[EXERCISE DETAILS]:
Arrange the lines from the records below as a numbered list, leaving out any blank lines. Begin at the line containing "most 100 elements.", stop after the line containing "695, 126, 715]", and include nothing else.

* * *

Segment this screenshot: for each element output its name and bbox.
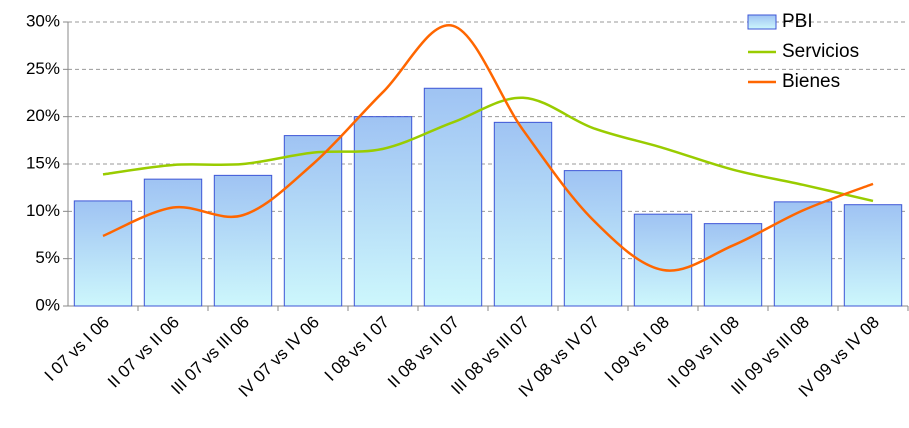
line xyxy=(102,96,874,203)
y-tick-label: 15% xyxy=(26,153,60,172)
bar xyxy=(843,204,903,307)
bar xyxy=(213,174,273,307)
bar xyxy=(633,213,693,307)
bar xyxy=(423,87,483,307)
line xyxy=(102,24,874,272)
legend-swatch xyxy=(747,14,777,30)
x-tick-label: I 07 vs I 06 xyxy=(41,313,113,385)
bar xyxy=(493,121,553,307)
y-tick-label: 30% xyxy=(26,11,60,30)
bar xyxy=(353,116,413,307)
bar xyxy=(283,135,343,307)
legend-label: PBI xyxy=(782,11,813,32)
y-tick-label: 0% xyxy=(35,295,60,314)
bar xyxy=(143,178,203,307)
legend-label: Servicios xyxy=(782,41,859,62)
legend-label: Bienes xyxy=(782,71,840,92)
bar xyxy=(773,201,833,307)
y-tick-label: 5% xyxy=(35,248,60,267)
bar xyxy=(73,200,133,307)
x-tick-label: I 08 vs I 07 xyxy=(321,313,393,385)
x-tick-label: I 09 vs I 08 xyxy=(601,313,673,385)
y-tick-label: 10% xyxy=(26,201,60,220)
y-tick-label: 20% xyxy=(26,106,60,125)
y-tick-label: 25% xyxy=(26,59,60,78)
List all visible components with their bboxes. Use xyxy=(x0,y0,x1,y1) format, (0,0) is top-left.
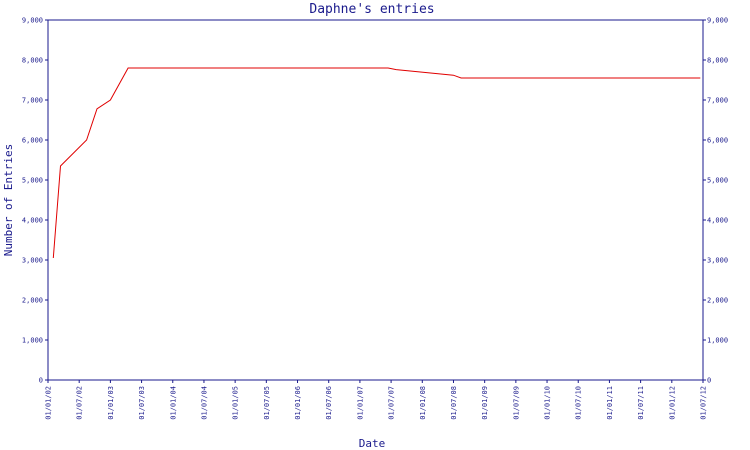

* * *

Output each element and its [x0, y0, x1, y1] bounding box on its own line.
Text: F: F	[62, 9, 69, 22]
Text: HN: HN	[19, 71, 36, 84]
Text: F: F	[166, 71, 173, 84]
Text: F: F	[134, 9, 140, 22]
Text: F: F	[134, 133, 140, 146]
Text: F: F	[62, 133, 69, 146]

* * *

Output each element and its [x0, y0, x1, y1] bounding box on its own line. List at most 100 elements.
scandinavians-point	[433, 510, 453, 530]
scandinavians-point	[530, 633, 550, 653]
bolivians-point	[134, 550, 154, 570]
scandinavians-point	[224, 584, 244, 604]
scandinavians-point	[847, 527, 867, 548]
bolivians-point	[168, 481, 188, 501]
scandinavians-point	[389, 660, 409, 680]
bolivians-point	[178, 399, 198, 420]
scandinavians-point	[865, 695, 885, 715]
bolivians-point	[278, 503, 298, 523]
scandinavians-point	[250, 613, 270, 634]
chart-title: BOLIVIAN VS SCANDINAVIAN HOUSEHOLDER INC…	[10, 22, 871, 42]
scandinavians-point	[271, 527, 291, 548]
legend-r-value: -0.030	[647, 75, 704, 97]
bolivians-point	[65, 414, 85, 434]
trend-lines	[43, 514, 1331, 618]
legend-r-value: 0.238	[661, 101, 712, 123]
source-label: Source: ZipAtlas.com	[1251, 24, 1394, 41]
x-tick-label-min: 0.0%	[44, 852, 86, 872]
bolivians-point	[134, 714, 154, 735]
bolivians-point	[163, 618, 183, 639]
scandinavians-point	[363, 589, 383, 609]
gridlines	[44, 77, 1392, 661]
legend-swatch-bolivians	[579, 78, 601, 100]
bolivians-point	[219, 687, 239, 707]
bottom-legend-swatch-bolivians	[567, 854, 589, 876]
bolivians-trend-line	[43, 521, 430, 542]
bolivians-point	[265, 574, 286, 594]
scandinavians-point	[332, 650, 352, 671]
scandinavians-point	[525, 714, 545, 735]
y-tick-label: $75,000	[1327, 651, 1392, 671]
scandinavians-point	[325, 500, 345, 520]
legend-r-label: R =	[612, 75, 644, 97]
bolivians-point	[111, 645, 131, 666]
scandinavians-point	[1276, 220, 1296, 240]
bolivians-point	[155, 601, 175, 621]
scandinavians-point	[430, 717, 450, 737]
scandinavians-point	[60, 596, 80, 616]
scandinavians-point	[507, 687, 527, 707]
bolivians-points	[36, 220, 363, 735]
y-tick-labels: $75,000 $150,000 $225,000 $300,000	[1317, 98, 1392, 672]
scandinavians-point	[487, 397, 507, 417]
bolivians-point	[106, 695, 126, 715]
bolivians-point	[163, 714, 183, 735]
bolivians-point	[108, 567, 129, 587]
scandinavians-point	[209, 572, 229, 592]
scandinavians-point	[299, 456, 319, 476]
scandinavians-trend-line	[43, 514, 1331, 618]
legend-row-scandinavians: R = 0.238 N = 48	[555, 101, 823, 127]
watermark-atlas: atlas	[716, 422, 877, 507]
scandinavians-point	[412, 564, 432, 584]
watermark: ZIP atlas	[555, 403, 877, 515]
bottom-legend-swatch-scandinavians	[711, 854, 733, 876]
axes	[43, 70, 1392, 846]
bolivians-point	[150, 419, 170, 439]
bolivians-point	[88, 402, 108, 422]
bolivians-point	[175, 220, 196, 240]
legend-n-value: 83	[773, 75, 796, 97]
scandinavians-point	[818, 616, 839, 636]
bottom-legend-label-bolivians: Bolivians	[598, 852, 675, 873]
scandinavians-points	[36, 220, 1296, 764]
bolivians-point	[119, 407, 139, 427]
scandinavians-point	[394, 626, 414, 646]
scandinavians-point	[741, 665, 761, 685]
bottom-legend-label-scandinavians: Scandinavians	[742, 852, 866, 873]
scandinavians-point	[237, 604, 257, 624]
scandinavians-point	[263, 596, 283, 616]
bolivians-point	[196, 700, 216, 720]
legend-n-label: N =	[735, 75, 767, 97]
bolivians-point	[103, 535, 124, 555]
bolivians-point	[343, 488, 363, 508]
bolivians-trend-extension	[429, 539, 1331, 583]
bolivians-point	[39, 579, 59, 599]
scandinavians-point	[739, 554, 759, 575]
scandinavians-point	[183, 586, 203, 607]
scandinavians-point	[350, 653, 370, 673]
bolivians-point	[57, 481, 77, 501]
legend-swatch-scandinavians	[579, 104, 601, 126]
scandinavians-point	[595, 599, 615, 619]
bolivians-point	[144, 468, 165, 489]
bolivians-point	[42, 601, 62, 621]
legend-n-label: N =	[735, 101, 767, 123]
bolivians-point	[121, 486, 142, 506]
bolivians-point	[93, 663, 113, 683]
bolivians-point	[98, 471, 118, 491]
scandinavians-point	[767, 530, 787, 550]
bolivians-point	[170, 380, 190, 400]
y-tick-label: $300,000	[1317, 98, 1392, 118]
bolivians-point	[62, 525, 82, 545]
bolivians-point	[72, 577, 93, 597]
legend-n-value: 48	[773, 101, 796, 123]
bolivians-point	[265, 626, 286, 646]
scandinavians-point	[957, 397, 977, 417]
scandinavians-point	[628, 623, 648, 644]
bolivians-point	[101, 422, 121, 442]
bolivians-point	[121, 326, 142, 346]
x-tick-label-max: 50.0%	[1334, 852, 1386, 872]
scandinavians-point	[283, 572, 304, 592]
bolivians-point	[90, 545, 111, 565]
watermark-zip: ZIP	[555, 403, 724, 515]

* * *

[SOLUTION TO THE PROBLEM]:
1. Output each element and its [x0, y0, x1, y1] bounding box on its own line. List at most 100 elements.
2. scandinavians-point	[433, 510, 453, 530]
3. scandinavians-point	[530, 633, 550, 653]
4. bolivians-point	[134, 550, 154, 570]
5. scandinavians-point	[224, 584, 244, 604]
6. scandinavians-point	[847, 527, 867, 548]
7. bolivians-point	[168, 481, 188, 501]
8. scandinavians-point	[389, 660, 409, 680]
9. bolivians-point	[178, 399, 198, 420]
10. scandinavians-point	[865, 695, 885, 715]
11. bolivians-point	[278, 503, 298, 523]
12. scandinavians-point	[250, 613, 270, 634]
13. chart-title: BOLIVIAN VS SCANDINAVIAN HOUSEHOLDER INC…	[10, 22, 871, 42]
14. scandinavians-point	[271, 527, 291, 548]
15. legend-r-value: -0.030	[647, 75, 704, 97]
16. bolivians-point	[65, 414, 85, 434]
17. trend-lines	[43, 514, 1331, 618]
18. legend-r-value: 0.238	[661, 101, 712, 123]
19. source-label: Source: ZipAtlas.com	[1251, 24, 1394, 41]
20. x-tick-label-min: 0.0%	[44, 852, 86, 872]
21. bolivians-point	[134, 714, 154, 735]
22. bolivians-point	[163, 618, 183, 639]
23. scandinavians-point	[363, 589, 383, 609]
24. gridlines	[44, 77, 1392, 661]
25. legend-swatch-bolivians	[579, 78, 601, 100]
26. bolivians-point	[219, 687, 239, 707]
27. bottom-legend-swatch-bolivians	[567, 854, 589, 876]
28. bolivians-trend-line	[43, 521, 430, 542]
29. bolivians-point	[265, 574, 286, 594]
30. scandinavians-point	[332, 650, 352, 671]
31. scandinavians-point	[525, 714, 545, 735]
32. y-tick-label: $75,000	[1327, 651, 1392, 671]
33. scandinavians-point	[325, 500, 345, 520]
34. legend-r-label: R =	[612, 75, 644, 97]
35. bolivians-point	[111, 645, 131, 666]
36. scandinavians-point	[1276, 220, 1296, 240]
37. bolivians-point	[155, 601, 175, 621]
38. scandinavians-point	[430, 717, 450, 737]
39. scandinavians-point	[60, 596, 80, 616]
40. scandinavians-point	[507, 687, 527, 707]
41. bolivians-points	[36, 220, 363, 735]
42. y-tick-labels: $75,000 $150,000 $225,000 $300,000	[1317, 98, 1392, 672]
43. scandinavians-point	[487, 397, 507, 417]
44. bolivians-point	[106, 695, 126, 715]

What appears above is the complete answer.